[WHAT THE EXERCISE ASKS] A line counts if it contains the string "xlabel"; say how many such lines there are, giving only the number.

[LISTED RECORDS]
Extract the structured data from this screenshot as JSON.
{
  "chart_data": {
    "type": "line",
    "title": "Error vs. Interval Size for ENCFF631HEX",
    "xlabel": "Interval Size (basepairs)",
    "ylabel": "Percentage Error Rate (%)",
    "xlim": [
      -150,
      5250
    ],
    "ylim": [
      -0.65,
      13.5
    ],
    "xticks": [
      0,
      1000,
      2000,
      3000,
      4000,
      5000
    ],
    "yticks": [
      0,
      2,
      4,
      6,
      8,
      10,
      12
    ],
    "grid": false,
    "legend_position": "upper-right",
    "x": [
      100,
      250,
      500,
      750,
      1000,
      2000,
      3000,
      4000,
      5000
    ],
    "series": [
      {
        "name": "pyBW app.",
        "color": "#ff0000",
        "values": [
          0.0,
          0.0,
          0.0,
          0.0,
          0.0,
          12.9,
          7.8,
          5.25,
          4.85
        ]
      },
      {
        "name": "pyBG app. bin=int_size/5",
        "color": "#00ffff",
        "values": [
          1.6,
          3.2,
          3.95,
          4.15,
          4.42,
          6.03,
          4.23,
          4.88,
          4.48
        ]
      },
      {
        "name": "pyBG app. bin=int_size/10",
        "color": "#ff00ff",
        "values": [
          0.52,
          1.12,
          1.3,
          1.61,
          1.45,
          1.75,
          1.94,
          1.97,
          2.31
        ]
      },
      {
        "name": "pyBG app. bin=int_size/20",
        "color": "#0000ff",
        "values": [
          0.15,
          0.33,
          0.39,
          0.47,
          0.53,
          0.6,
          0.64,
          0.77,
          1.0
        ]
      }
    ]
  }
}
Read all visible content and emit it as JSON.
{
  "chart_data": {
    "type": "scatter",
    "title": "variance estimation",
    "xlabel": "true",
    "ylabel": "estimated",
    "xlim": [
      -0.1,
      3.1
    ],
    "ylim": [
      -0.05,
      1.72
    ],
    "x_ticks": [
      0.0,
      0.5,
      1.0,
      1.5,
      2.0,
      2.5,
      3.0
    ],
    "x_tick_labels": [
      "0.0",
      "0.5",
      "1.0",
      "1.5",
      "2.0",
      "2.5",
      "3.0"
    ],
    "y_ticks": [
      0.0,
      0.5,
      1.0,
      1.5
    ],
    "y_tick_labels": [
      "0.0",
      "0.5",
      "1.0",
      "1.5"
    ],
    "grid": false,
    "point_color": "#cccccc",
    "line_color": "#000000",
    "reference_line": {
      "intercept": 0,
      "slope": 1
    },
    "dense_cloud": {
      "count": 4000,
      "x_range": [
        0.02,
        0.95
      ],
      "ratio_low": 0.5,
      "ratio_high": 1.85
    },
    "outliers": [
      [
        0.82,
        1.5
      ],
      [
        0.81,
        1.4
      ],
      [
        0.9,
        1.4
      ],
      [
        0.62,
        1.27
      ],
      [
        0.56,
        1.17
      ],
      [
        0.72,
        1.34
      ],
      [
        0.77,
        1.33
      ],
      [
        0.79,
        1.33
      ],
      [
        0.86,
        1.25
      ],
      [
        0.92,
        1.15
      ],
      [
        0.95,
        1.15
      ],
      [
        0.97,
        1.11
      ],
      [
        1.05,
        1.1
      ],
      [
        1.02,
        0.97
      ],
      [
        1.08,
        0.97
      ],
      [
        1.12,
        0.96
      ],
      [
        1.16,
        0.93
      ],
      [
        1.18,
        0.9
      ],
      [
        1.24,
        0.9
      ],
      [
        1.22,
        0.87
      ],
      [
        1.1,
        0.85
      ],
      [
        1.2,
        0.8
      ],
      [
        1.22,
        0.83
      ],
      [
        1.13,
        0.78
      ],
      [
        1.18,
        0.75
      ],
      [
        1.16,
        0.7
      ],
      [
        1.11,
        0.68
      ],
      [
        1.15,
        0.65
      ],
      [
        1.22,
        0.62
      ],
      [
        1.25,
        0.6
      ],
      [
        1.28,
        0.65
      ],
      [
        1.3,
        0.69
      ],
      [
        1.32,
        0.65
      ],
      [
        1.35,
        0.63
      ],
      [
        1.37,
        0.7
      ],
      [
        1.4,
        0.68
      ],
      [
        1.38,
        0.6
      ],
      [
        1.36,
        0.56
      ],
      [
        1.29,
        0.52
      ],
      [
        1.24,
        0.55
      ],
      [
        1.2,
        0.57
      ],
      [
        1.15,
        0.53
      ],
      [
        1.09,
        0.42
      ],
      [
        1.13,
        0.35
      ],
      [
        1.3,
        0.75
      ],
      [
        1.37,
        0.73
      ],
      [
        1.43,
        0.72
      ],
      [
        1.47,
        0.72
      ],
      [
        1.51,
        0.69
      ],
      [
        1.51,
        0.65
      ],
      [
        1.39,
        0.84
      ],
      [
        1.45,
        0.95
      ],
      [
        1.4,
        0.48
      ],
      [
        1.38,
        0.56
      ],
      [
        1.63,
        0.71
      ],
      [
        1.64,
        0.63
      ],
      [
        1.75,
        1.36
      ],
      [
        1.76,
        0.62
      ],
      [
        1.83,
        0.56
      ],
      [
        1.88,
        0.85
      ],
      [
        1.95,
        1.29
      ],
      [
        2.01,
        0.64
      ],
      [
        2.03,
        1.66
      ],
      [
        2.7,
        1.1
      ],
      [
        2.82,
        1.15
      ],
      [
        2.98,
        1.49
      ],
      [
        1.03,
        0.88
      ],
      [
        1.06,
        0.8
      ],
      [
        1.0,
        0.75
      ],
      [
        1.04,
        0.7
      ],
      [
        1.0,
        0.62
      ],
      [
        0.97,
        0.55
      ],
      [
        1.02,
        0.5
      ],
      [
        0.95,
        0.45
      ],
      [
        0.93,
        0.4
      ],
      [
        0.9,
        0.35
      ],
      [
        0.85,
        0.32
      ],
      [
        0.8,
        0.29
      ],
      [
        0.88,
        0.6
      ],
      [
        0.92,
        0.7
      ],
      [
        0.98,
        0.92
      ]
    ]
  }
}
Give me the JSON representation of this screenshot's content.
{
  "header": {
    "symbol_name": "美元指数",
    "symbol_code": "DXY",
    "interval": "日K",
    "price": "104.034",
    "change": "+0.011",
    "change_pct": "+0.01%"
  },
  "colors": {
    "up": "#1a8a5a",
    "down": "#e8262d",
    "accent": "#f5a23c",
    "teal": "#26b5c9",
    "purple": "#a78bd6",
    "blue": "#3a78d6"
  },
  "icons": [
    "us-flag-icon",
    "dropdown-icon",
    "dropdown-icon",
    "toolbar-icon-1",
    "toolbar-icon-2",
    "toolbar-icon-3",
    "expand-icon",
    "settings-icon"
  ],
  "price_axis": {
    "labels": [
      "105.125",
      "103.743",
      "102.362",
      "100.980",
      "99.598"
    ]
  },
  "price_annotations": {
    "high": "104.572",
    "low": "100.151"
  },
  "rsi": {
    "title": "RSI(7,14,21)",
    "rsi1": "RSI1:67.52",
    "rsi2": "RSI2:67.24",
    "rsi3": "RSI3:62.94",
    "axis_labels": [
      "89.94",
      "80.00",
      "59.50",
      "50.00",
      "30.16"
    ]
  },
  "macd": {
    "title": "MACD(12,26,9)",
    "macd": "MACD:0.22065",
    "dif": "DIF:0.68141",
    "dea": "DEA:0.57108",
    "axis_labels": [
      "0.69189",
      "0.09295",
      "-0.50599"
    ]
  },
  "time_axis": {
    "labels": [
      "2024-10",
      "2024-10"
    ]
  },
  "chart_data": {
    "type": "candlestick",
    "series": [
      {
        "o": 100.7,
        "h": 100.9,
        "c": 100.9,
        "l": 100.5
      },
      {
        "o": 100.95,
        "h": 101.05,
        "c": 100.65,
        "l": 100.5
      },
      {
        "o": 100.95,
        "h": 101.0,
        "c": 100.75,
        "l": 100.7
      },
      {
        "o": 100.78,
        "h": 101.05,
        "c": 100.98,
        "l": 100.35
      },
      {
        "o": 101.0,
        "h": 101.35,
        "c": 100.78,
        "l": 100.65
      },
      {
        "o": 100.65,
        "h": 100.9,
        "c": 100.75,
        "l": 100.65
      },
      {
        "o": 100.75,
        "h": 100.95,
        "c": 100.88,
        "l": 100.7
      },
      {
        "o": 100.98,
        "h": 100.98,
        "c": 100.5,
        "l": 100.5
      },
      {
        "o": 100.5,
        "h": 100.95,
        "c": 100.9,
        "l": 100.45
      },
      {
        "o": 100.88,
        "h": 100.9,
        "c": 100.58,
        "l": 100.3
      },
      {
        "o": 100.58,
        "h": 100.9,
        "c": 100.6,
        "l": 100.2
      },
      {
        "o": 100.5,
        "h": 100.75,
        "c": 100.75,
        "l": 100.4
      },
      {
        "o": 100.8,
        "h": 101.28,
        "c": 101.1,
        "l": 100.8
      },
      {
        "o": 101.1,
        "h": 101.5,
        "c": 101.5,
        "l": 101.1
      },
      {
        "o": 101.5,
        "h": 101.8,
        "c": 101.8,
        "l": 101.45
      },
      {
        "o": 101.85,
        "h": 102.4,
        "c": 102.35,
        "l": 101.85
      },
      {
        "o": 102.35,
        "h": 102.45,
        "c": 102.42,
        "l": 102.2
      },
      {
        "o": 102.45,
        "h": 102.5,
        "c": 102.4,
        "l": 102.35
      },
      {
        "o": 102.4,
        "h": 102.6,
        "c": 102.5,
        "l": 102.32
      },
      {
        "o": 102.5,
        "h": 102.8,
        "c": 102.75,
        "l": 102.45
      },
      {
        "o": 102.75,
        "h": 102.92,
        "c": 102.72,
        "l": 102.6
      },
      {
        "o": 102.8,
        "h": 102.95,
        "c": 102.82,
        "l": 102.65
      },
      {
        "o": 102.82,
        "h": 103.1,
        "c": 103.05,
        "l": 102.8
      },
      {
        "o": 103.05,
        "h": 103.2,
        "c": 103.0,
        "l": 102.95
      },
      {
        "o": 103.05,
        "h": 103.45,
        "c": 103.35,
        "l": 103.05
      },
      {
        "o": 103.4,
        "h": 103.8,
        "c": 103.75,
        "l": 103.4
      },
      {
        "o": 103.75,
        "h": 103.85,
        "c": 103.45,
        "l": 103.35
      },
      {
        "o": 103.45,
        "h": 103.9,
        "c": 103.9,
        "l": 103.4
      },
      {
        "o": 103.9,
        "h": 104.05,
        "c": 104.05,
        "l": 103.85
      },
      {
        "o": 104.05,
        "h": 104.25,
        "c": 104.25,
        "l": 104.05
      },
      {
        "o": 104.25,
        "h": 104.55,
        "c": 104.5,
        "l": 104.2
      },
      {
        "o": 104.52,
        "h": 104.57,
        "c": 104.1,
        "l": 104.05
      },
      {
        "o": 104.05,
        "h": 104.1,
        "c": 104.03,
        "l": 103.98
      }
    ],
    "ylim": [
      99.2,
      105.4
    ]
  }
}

[OUTPUT] 2